Figure contents as structured data:
━━━━━━━━━━━━━━━━━━━━━━━━━━━━━━

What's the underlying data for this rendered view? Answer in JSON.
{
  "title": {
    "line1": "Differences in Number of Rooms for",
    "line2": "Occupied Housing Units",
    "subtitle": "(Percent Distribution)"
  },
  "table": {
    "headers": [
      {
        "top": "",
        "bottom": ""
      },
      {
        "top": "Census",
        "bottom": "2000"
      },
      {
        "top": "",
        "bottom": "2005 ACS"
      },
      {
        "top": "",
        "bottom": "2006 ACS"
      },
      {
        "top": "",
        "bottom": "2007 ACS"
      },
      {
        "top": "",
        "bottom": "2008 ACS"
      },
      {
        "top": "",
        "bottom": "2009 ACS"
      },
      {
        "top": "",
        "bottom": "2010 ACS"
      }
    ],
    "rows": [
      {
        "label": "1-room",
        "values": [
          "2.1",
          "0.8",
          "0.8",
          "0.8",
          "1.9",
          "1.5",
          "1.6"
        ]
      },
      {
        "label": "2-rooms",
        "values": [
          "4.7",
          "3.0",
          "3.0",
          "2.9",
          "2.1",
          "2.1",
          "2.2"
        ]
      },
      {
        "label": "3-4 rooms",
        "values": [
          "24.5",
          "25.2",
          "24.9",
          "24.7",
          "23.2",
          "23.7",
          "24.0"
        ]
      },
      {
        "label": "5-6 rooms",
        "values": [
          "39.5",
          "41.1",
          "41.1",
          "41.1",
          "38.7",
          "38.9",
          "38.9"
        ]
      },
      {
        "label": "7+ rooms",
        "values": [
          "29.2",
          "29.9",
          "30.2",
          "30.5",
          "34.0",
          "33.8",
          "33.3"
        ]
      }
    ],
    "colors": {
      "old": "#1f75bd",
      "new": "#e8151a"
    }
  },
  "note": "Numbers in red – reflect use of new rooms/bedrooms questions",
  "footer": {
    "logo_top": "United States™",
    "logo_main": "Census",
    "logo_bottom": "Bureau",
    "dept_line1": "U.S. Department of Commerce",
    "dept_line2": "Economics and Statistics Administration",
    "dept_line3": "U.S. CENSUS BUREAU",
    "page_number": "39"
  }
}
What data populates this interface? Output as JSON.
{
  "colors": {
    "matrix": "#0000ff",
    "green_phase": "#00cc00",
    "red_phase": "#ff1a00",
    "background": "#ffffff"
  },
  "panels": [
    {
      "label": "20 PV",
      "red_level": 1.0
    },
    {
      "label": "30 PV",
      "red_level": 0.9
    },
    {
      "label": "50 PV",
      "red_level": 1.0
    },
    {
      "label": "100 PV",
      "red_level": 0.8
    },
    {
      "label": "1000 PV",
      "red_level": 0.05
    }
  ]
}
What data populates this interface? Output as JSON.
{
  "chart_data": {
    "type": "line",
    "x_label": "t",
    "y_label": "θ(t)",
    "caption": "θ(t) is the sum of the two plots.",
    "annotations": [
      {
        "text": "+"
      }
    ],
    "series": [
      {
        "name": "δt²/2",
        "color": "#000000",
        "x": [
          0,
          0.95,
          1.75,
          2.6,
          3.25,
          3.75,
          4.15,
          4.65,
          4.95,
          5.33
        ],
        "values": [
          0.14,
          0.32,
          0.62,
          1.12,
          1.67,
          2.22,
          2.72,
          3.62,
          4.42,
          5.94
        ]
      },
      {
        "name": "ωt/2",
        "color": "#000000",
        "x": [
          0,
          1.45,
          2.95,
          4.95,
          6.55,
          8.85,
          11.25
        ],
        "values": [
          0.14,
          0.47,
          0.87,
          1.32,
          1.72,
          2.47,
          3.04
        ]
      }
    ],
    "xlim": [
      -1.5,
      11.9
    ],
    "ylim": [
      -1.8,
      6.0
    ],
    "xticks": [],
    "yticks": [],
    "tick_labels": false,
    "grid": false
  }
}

━━━━━━━━━━━━━━━━━━━━━━━━━━━━━━

• [Written request]:
Your task is to reproduce the whole listing exactly.

• [Correct answer]:
What's the underlying data for this rendered view? Answer in JSON.
{
  "title": {
    "line1": "Differences in Number of Rooms for",
    "line2": "Occupied Housing Units",
    "subtitle": "(Percent Distribution)"
  },
  "table": {
    "headers": [
      {
        "top": "",
        "bottom": ""
      },
      {
        "top": "Census",
        "bottom": "2000"
      },
      {
        "top": "",
        "bottom": "2005 ACS"
      },
      {
        "top": "",
        "bottom": "2006 ACS"
      },
      {
        "top": "",
        "bottom": "2007 ACS"
      },
      {
        "top": "",
        "bottom": "2008 ACS"
      },
      {
        "top": "",
        "bottom": "2009 ACS"
      },
      {
        "top": "",
        "bottom": "2010 ACS"
      }
    ],
    "rows": [
      {
        "label": "1-room",
        "values": [
          "2.1",
          "0.8",
          "0.8",
          "0.8",
          "1.9",
          "1.5",
          "1.6"
        ]
      },
      {
        "label": "2-rooms",
        "values": [
          "4.7",
          "3.0",
          "3.0",
          "2.9",
          "2.1",
          "2.1",
          "2.2"
        ]
      },
      {
        "label": "3-4 rooms",
        "values": [
          "24.5",
          "25.2",
          "24.9",
          "24.7",
          "23.2",
          "23.7",
          "24.0"
        ]
      },
      {
        "label": "5-6 rooms",
        "values": [
          "39.5",
          "41.1",
          "41.1",
          "41.1",
          "38.7",
          "38.9",
          "38.9"
        ]
      },
      {
        "label": "7+ rooms",
        "values": [
          "29.2",
          "29.9",
          "30.2",
          "30.5",
          "34.0",
          "33.8",
          "33.3"
        ]
      }
    ],
    "colors": {
      "old": "#1f75bd",
      "new": "#e8151a"
    }
  },
  "note": "Numbers in red – reflect use of new rooms/bedrooms questions",
  "footer": {
    "logo_top": "United States™",
    "logo_main": "Census",
    "logo_bottom": "Bureau",
    "dept_line1": "U.S. Department of Commerce",
    "dept_line2": "Economics and Statistics Administration",
    "dept_line3": "U.S. CENSUS BUREAU",
    "page_number": "39"
  }
}
What data populates this interface? Output as JSON.
{
  "colors": {
    "matrix": "#0000ff",
    "green_phase": "#00cc00",
    "red_phase": "#ff1a00",
    "background": "#ffffff"
  },
  "panels": [
    {
      "label": "20 PV",
      "red_level": 1.0
    },
    {
      "label": "30 PV",
      "red_level": 0.9
    },
    {
      "label": "50 PV",
      "red_level": 1.0
    },
    {
      "label": "100 PV",
      "red_level": 0.8
    },
    {
      "label": "1000 PV",
      "red_level": 0.05
    }
  ]
}
What data populates this interface? Output as JSON.
{
  "chart_data": {
    "type": "line",
    "x_label": "t",
    "y_label": "θ(t)",
    "caption": "θ(t) is the sum of the two plots.",
    "annotations": [
      {
        "text": "+"
      }
    ],
    "series": [
      {
        "name": "δt²/2",
        "color": "#000000",
        "x": [
          0,
          0.95,
          1.75,
          2.6,
          3.25,
          3.75,
          4.15,
          4.65,
          4.95,
          5.33
        ],
        "values": [
          0.14,
          0.32,
          0.62,
          1.12,
          1.67,
          2.22,
          2.72,
          3.62,
          4.42,
          5.94
        ]
      },
      {
        "name": "ωt/2",
        "color": "#000000",
        "x": [
          0,
          1.45,
          2.95,
          4.95,
          6.55,
          8.85,
          11.25
        ],
        "values": [
          0.14,
          0.47,
          0.87,
          1.32,
          1.72,
          2.47,
          3.04
        ]
      }
    ],
    "xlim": [
      -1.5,
      11.9
    ],
    "ylim": [
      -1.8,
      6.0
    ],
    "xticks": [],
    "yticks": [],
    "tick_labels": false,
    "grid": false
  }
}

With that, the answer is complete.